(Records from a dataset)
• • • •

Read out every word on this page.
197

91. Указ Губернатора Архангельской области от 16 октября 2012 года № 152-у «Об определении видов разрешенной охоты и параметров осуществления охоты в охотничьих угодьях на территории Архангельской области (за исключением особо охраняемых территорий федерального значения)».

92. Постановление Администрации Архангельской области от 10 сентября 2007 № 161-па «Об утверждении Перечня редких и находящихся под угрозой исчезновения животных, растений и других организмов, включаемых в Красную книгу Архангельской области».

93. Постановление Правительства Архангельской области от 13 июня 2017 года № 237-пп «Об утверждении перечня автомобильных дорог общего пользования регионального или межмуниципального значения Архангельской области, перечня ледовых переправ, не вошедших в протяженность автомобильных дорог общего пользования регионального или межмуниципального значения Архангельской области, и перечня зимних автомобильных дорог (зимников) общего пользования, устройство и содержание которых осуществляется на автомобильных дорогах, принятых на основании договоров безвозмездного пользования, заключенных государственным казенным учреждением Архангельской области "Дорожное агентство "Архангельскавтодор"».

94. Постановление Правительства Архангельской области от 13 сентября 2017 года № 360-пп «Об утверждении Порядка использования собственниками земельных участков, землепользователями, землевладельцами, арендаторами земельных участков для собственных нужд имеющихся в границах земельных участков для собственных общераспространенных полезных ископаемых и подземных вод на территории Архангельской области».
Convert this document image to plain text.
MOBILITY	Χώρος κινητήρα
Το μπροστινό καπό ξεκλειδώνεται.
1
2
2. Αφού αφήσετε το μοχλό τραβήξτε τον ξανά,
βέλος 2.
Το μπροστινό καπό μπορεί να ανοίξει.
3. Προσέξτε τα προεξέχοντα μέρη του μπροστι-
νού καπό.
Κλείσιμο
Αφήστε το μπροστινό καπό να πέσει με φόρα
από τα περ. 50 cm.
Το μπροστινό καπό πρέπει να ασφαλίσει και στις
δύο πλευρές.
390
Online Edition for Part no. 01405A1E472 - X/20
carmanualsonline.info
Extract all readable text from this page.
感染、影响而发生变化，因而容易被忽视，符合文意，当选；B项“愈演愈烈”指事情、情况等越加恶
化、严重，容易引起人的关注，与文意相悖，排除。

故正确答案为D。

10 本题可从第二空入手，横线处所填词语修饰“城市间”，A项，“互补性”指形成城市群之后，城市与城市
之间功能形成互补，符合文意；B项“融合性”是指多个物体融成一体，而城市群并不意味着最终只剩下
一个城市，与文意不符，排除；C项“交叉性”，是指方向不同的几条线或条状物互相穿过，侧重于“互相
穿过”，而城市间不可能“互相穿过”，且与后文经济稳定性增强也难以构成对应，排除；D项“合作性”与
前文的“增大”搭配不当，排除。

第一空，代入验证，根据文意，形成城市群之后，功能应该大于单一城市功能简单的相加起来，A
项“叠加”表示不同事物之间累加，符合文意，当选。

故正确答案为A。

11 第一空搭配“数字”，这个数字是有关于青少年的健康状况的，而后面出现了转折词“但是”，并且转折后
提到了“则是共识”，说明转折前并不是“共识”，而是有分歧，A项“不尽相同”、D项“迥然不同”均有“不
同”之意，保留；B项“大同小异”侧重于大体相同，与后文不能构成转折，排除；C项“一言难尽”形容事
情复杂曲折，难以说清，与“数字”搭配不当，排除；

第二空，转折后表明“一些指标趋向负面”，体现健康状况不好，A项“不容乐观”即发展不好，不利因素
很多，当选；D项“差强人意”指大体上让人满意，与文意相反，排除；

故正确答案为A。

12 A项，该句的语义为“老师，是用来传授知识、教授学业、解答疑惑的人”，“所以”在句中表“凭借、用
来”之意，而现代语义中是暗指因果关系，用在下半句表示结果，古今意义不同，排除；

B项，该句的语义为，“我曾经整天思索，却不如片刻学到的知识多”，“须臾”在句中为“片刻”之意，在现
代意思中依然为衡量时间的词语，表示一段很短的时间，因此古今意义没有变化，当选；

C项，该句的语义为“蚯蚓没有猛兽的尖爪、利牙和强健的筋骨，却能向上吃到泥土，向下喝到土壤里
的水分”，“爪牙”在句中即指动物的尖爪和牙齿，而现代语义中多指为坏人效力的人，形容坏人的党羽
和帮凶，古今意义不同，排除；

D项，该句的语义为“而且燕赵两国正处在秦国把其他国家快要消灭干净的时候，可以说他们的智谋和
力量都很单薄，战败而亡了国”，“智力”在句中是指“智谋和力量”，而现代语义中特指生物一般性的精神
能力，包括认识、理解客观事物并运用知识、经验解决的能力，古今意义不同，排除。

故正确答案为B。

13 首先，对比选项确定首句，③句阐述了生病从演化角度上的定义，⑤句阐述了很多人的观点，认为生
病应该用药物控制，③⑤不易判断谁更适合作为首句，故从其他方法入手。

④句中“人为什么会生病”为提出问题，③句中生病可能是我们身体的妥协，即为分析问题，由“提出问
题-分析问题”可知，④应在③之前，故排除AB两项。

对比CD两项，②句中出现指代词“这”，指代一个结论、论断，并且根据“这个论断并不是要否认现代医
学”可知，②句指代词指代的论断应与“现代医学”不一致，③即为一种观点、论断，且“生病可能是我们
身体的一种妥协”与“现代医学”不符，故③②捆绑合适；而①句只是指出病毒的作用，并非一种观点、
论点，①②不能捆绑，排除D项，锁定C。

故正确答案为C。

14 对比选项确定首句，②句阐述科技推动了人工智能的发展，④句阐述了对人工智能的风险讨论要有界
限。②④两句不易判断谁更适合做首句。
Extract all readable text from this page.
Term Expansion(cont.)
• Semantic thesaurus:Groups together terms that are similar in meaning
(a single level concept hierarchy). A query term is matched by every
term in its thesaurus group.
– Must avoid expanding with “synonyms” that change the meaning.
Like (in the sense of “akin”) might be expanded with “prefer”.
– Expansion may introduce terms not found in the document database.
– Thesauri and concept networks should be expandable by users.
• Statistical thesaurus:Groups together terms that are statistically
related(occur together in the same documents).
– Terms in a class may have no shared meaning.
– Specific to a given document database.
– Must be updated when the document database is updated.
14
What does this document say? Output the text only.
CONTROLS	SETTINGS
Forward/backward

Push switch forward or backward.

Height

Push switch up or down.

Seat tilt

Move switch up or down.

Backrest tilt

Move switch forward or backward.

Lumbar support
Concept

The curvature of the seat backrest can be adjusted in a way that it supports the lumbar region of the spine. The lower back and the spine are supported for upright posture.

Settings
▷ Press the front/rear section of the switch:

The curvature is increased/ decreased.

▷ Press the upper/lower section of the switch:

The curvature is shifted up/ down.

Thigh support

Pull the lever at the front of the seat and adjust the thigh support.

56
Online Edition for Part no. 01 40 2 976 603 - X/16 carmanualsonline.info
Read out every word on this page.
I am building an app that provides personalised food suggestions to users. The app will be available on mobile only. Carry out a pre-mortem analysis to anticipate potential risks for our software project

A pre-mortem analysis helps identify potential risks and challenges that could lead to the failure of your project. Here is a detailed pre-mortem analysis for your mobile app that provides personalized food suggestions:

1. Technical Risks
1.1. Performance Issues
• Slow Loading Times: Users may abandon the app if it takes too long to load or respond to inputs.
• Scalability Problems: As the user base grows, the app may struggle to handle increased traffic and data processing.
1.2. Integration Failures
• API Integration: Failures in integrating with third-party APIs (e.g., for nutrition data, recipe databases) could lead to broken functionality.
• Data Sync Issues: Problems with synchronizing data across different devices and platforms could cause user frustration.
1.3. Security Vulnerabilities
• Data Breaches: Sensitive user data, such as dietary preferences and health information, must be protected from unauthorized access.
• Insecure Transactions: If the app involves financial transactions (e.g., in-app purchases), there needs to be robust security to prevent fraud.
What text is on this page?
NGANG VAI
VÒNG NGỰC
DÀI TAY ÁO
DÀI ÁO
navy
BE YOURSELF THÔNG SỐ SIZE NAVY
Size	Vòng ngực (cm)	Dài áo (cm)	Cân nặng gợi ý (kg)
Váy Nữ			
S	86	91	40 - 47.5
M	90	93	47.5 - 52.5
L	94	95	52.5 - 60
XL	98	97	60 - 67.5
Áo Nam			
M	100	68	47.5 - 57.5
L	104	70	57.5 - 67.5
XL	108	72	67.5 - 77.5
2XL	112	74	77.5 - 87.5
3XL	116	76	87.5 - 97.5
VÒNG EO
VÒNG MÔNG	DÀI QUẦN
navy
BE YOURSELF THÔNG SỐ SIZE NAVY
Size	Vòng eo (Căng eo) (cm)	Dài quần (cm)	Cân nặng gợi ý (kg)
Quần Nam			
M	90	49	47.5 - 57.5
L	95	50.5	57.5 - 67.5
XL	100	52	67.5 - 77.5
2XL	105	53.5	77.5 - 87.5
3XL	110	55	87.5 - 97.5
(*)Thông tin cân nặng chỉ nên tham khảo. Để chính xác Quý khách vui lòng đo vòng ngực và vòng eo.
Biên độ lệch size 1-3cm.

• • • •

### PROBLEM DESCRIPTION
In the lines above, locate the string "backward". Copy every line where it occurs.

### EXERCISE OUTPUT
Forward/backward
Push switch forward or backward.
Move switch forward or backward.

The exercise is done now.